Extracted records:

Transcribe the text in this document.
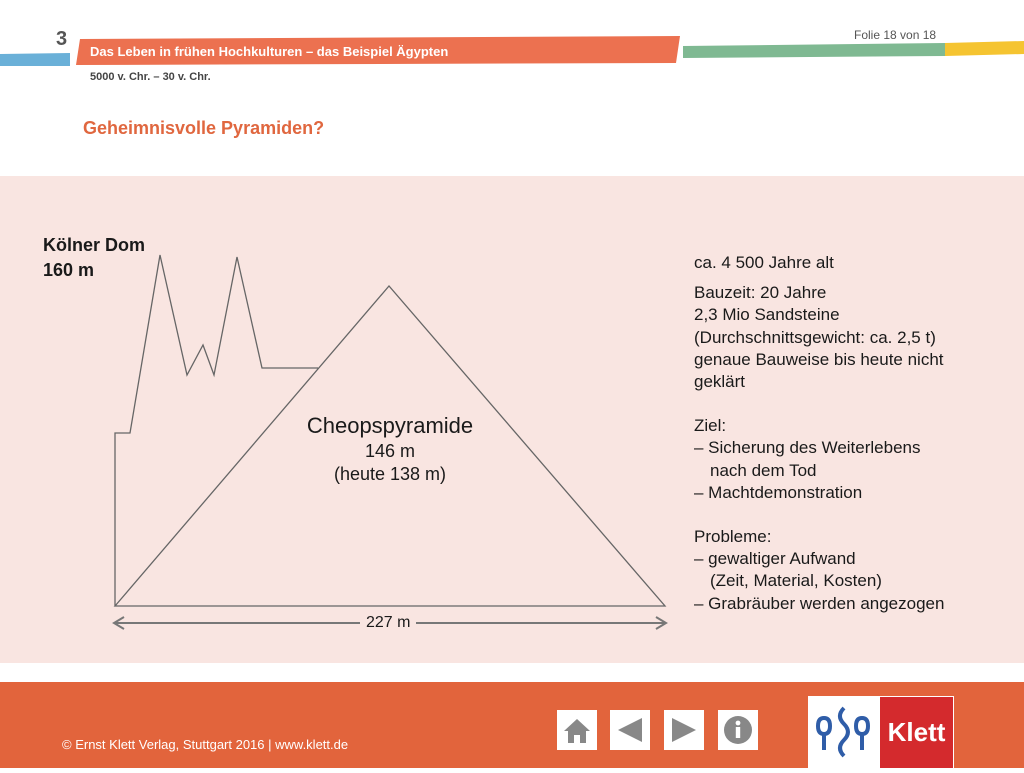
3	Folie 18 von 18
Das Leben in frühen Hochkulturen – das Beispiel Ägypten
5000 v. Chr. – 30 v. Chr.
Geheimnisvolle Pyramiden?
Kölner Dom
160 m
Cheopspyramide
146 m
(heute 138 m)
227 m

ca. 4 500 Jahre alt

Bauzeit: 20 Jahre

2,3 Mio Sandsteine

(Durchschnittsgewicht: ca. 2,5 t)

genaue Bauweise bis heute nicht

geklärt

Ziel:

– Sicherung des Weiterlebens

nach dem Tod

– Machtdemonstration

Probleme:

– gewaltiger Aufwand

(Zeit, Material, Kosten)

– Grabräuber werden angezogen

© Ernst Klett Verlag, Stuttgart 2016 | www.klett.de	Klett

§ **REQUIRED TASK**: From the data, collect all lines where the string "heute" appears.

§ **SOLVED EXERCISE**:
(heute 138 m)
genaue Bauweise bis heute nicht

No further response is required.